Work required: Pick out each line with the word "xlabel" from the material that follows.

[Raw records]
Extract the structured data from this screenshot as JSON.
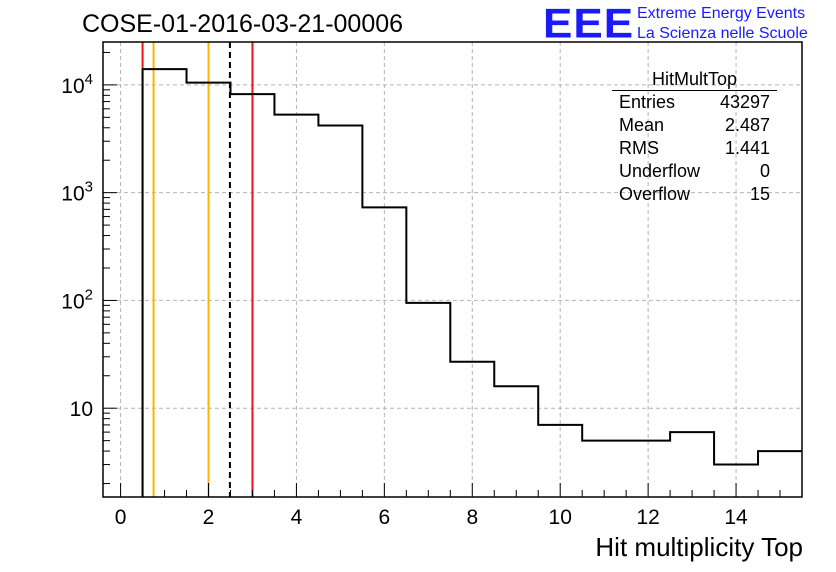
{
  "header": {
    "run_title": "COSE-01-2016-03-21-00006",
    "logo_text": "EEE",
    "logo_line1": "Extreme Energy Events",
    "logo_line2": "La Scienza nelle Scuole"
  },
  "stats_box": {
    "title": "HitMultTop",
    "rows": [
      {
        "label": "Entries",
        "value": "43297"
      },
      {
        "label": "Mean",
        "value": "2.487"
      },
      {
        "label": "RMS",
        "value": "1.441"
      },
      {
        "label": "Underflow",
        "value": "0"
      },
      {
        "label": "Overflow",
        "value": "15"
      }
    ]
  },
  "colors": {
    "axis": "#000000",
    "grid": "#b4b4b4",
    "histogram": "#000000",
    "red_lines": "#e8141e",
    "orange_lines": "#ffb400",
    "mean_line": "#000000",
    "logo": "#1a1aff"
  },
  "chart_data": {
    "type": "histogram",
    "title": "COSE-01-2016-03-21-00006",
    "xlabel": "Hit multiplicity Top",
    "ylabel": "",
    "yscale": "log",
    "xlim": [
      -0.4,
      15.5
    ],
    "ylim": [
      1.5,
      25000
    ],
    "grid": true,
    "x_ticks": [
      0,
      2,
      4,
      6,
      8,
      10,
      12,
      14
    ],
    "y_ticks": [
      {
        "value": 10,
        "label": "10"
      },
      {
        "value": 100,
        "label": "10",
        "exp": "2"
      },
      {
        "value": 1000,
        "label": "10",
        "exp": "3"
      },
      {
        "value": 10000,
        "label": "10",
        "exp": "4"
      }
    ],
    "bins": [
      {
        "low": 0.5,
        "high": 1.5,
        "count": 14000
      },
      {
        "low": 1.5,
        "high": 2.5,
        "count": 10500
      },
      {
        "low": 2.5,
        "high": 3.5,
        "count": 8200
      },
      {
        "low": 3.5,
        "high": 4.5,
        "count": 5300
      },
      {
        "low": 4.5,
        "high": 5.5,
        "count": 4200
      },
      {
        "low": 5.5,
        "high": 6.5,
        "count": 730
      },
      {
        "low": 6.5,
        "high": 7.5,
        "count": 95
      },
      {
        "low": 7.5,
        "high": 8.5,
        "count": 27
      },
      {
        "low": 8.5,
        "high": 9.5,
        "count": 16
      },
      {
        "low": 9.5,
        "high": 10.5,
        "count": 7
      },
      {
        "low": 10.5,
        "high": 11.5,
        "count": 5
      },
      {
        "low": 11.5,
        "high": 12.5,
        "count": 5
      },
      {
        "low": 12.5,
        "high": 13.5,
        "count": 6
      },
      {
        "low": 13.5,
        "high": 14.5,
        "count": 3
      },
      {
        "low": 14.5,
        "high": 15.5,
        "count": 4
      }
    ],
    "vertical_lines": [
      {
        "x": 0.5,
        "color": "#e8141e",
        "style": "solid",
        "name": "red-line-low"
      },
      {
        "x": 3.0,
        "color": "#e8141e",
        "style": "solid",
        "name": "red-line-high"
      },
      {
        "x": 0.75,
        "color": "#ffb400",
        "style": "solid",
        "name": "orange-line-low"
      },
      {
        "x": 2.0,
        "color": "#ffb400",
        "style": "solid",
        "name": "orange-line-high"
      },
      {
        "x": 2.487,
        "color": "#000000",
        "style": "dashed",
        "name": "mean-line"
      }
    ]
  }
}
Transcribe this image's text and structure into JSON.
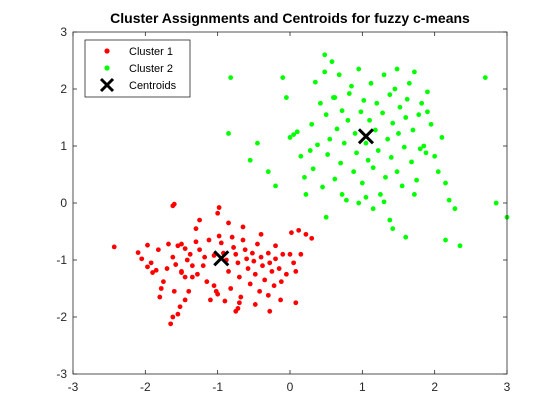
{
  "chart_data": {
    "type": "scatter",
    "title": "Cluster Assignments and Centroids for fuzzy c-means",
    "xlabel": "",
    "ylabel": "",
    "xlim": [
      -3,
      3
    ],
    "ylim": [
      -3,
      3
    ],
    "x_ticks": [
      -3,
      -2,
      -1,
      0,
      1,
      2,
      3
    ],
    "y_ticks": [
      -3,
      -2,
      -1,
      0,
      1,
      2,
      3
    ],
    "x_tick_labels": [
      "-3",
      "-2",
      "-1",
      "0",
      "1",
      "2",
      "3"
    ],
    "y_tick_labels": [
      "-3",
      "-2",
      "-1",
      "0",
      "1",
      "2",
      "3"
    ],
    "grid": false,
    "legend_position": "top-left",
    "series": [
      {
        "name": "Cluster 1",
        "color": "#ff0000",
        "marker": "dot",
        "points": [
          [
            -2.43,
            -0.77
          ],
          [
            -2.1,
            -0.87
          ],
          [
            -2.05,
            -0.98
          ],
          [
            -1.97,
            -0.74
          ],
          [
            -1.92,
            -1.05
          ],
          [
            -1.97,
            -1.12
          ],
          [
            -1.85,
            -1.18
          ],
          [
            -1.82,
            -0.82
          ],
          [
            -1.78,
            -1.5
          ],
          [
            -1.75,
            -1.38
          ],
          [
            -1.68,
            -0.72
          ],
          [
            -1.62,
            -0.95
          ],
          [
            -1.58,
            -1.08
          ],
          [
            -1.55,
            -0.75
          ],
          [
            -1.5,
            -1.2
          ],
          [
            -1.62,
            -0.05
          ],
          [
            -1.6,
            -0.02
          ],
          [
            -1.5,
            -0.72
          ],
          [
            -1.45,
            -0.8
          ],
          [
            -1.42,
            -1.0
          ],
          [
            -1.45,
            -1.3
          ],
          [
            -1.38,
            -0.9
          ],
          [
            -1.35,
            -1.1
          ],
          [
            -1.3,
            -0.68
          ],
          [
            -1.28,
            -1.25
          ],
          [
            -1.25,
            -0.82
          ],
          [
            -1.2,
            -1.1
          ],
          [
            -1.18,
            -0.95
          ],
          [
            -1.15,
            -1.38
          ],
          [
            -1.12,
            -0.65
          ],
          [
            -1.05,
            -0.92
          ],
          [
            -1.1,
            -1.7
          ],
          [
            -1.02,
            -1.55
          ],
          [
            -0.98,
            -0.58
          ],
          [
            -0.95,
            -0.7
          ],
          [
            -0.92,
            -0.88
          ],
          [
            -0.88,
            -1.0
          ],
          [
            -0.85,
            -1.2
          ],
          [
            -0.82,
            -1.5
          ],
          [
            -0.8,
            -0.6
          ],
          [
            -0.78,
            -0.78
          ],
          [
            -0.75,
            -0.9
          ],
          [
            -0.72,
            -1.05
          ],
          [
            -0.7,
            -1.3
          ],
          [
            -0.68,
            -1.65
          ],
          [
            -0.65,
            -0.65
          ],
          [
            -0.62,
            -0.82
          ],
          [
            -0.6,
            -0.98
          ],
          [
            -0.58,
            -1.15
          ],
          [
            -0.55,
            -1.42
          ],
          [
            -0.52,
            -0.88
          ],
          [
            -0.5,
            -1.02
          ],
          [
            -0.48,
            -1.25
          ],
          [
            -0.45,
            -0.72
          ],
          [
            -0.42,
            -1.55
          ],
          [
            -0.4,
            -0.95
          ],
          [
            -0.38,
            -1.1
          ],
          [
            -0.35,
            -1.35
          ],
          [
            -0.3,
            -0.88
          ],
          [
            -0.28,
            -1.05
          ],
          [
            -0.25,
            -1.2
          ],
          [
            -0.22,
            -1.45
          ],
          [
            -0.2,
            -0.75
          ],
          [
            -0.15,
            -1.15
          ],
          [
            -0.12,
            -1.38
          ],
          [
            -0.1,
            -0.9
          ],
          [
            -0.05,
            -1.25
          ],
          [
            0.02,
            -0.52
          ],
          [
            0.05,
            -1.05
          ],
          [
            0.08,
            -1.2
          ],
          [
            0.12,
            -0.48
          ],
          [
            0.15,
            -0.9
          ],
          [
            0.22,
            -0.55
          ],
          [
            -0.98,
            -0.08
          ],
          [
            -1.0,
            -0.18
          ],
          [
            -0.2,
            -0.98
          ],
          [
            0.08,
            -1.75
          ],
          [
            -1.65,
            -2.12
          ],
          [
            -1.62,
            -2.0
          ],
          [
            -1.55,
            -1.95
          ],
          [
            -1.52,
            -1.82
          ],
          [
            -1.45,
            -1.7
          ],
          [
            -1.4,
            -1.55
          ],
          [
            -1.35,
            -1.3
          ],
          [
            -1.0,
            -1.6
          ],
          [
            -1.05,
            -1.45
          ],
          [
            -0.9,
            -1.72
          ],
          [
            -0.75,
            -1.9
          ],
          [
            -0.7,
            -1.75
          ],
          [
            -0.72,
            -1.85
          ],
          [
            -1.5,
            -1.22
          ],
          [
            -1.6,
            -1.55
          ],
          [
            -1.7,
            -1.15
          ],
          [
            -1.8,
            -1.65
          ],
          [
            -1.9,
            -1.22
          ],
          [
            -0.85,
            -0.35
          ],
          [
            -1.25,
            -0.3
          ],
          [
            -1.3,
            -0.45
          ],
          [
            -0.65,
            -0.42
          ],
          [
            -0.4,
            -0.55
          ],
          [
            0.3,
            -0.62
          ],
          [
            0.0,
            -0.9
          ],
          [
            -0.13,
            -1.7
          ],
          [
            -0.3,
            -1.62
          ],
          [
            -0.48,
            -1.78
          ],
          [
            -0.28,
            -1.9
          ]
        ]
      },
      {
        "name": "Cluster 2",
        "color": "#00ff00",
        "marker": "dot",
        "points": [
          [
            -0.82,
            2.2
          ],
          [
            -0.85,
            1.22
          ],
          [
            -0.45,
            1.05
          ],
          [
            -0.55,
            0.75
          ],
          [
            -0.3,
            0.55
          ],
          [
            -0.2,
            0.3
          ],
          [
            -0.1,
            2.2
          ],
          [
            -0.05,
            1.85
          ],
          [
            0.0,
            1.15
          ],
          [
            0.05,
            1.2
          ],
          [
            0.1,
            1.25
          ],
          [
            0.15,
            0.82
          ],
          [
            0.2,
            0.45
          ],
          [
            0.22,
            0.15
          ],
          [
            0.28,
            0.92
          ],
          [
            0.3,
            1.38
          ],
          [
            0.32,
            0.6
          ],
          [
            0.35,
            2.12
          ],
          [
            0.38,
            1.02
          ],
          [
            0.42,
            1.75
          ],
          [
            0.45,
            0.28
          ],
          [
            0.48,
            2.6
          ],
          [
            0.5,
            1.55
          ],
          [
            0.52,
            0.85
          ],
          [
            0.55,
            1.12
          ],
          [
            0.58,
            2.48
          ],
          [
            0.6,
            1.85
          ],
          [
            0.62,
            0.42
          ],
          [
            0.65,
            1.3
          ],
          [
            0.68,
            2.25
          ],
          [
            0.7,
            0.7
          ],
          [
            0.72,
            1.62
          ],
          [
            0.75,
            1.05
          ],
          [
            0.78,
            0.05
          ],
          [
            0.8,
            1.45
          ],
          [
            0.82,
            1.92
          ],
          [
            0.85,
            2.05
          ],
          [
            0.88,
            0.55
          ],
          [
            0.9,
            1.22
          ],
          [
            0.92,
            0.88
          ],
          [
            0.95,
            2.35
          ],
          [
            0.98,
            1.6
          ],
          [
            1.0,
            0.35
          ],
          [
            1.02,
            1.8
          ],
          [
            1.05,
            1.05
          ],
          [
            1.08,
            0.75
          ],
          [
            1.1,
            1.45
          ],
          [
            1.12,
            2.1
          ],
          [
            1.15,
            0.62
          ],
          [
            1.18,
            1.28
          ],
          [
            1.2,
            1.75
          ],
          [
            1.22,
            0.92
          ],
          [
            1.25,
            0.15
          ],
          [
            1.28,
            1.58
          ],
          [
            1.3,
            2.25
          ],
          [
            1.32,
            0.45
          ],
          [
            1.35,
            1.12
          ],
          [
            1.38,
            1.9
          ],
          [
            1.4,
            0.8
          ],
          [
            1.42,
            1.4
          ],
          [
            1.45,
            2.0
          ],
          [
            1.48,
            0.55
          ],
          [
            1.5,
            1.22
          ],
          [
            1.52,
            1.68
          ],
          [
            1.55,
            0.3
          ],
          [
            1.58,
            0.98
          ],
          [
            1.6,
            1.5
          ],
          [
            1.62,
            1.82
          ],
          [
            1.65,
            2.1
          ],
          [
            1.68,
            0.72
          ],
          [
            1.7,
            1.28
          ],
          [
            1.72,
            2.3
          ],
          [
            1.75,
            0.4
          ],
          [
            1.78,
            1.55
          ],
          [
            1.8,
            0.95
          ],
          [
            1.82,
            1.75
          ],
          [
            1.85,
            1.0
          ],
          [
            1.9,
            1.6
          ],
          [
            1.95,
            1.38
          ],
          [
            2.0,
            0.82
          ],
          [
            2.05,
            0.55
          ],
          [
            2.1,
            1.15
          ],
          [
            2.15,
            0.35
          ],
          [
            2.2,
            0.05
          ],
          [
            2.28,
            -0.1
          ],
          [
            2.35,
            -0.75
          ],
          [
            2.7,
            2.2
          ],
          [
            2.85,
            0.0
          ],
          [
            3.0,
            -0.25
          ],
          [
            1.3,
            0.02
          ],
          [
            1.38,
            -0.3
          ],
          [
            1.42,
            -0.45
          ],
          [
            1.6,
            -0.6
          ],
          [
            1.05,
            0.1
          ],
          [
            1.15,
            -0.1
          ],
          [
            0.5,
            -0.25
          ],
          [
            0.95,
            0.0
          ],
          [
            0.72,
            0.15
          ],
          [
            2.15,
            -0.65
          ],
          [
            1.48,
            2.35
          ],
          [
            0.62,
            1.85
          ],
          [
            0.48,
            2.3
          ],
          [
            1.9,
            1.95
          ],
          [
            1.88,
            0.88
          ],
          [
            1.72,
            0.15
          ]
        ]
      },
      {
        "name": "Centroids",
        "color": "#000000",
        "marker": "x",
        "points": [
          [
            -0.95,
            -0.97
          ],
          [
            1.05,
            1.17
          ]
        ]
      }
    ]
  }
}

Written response:
    "xlabel": "Hit multiplicity Top",
    "xlabel": "",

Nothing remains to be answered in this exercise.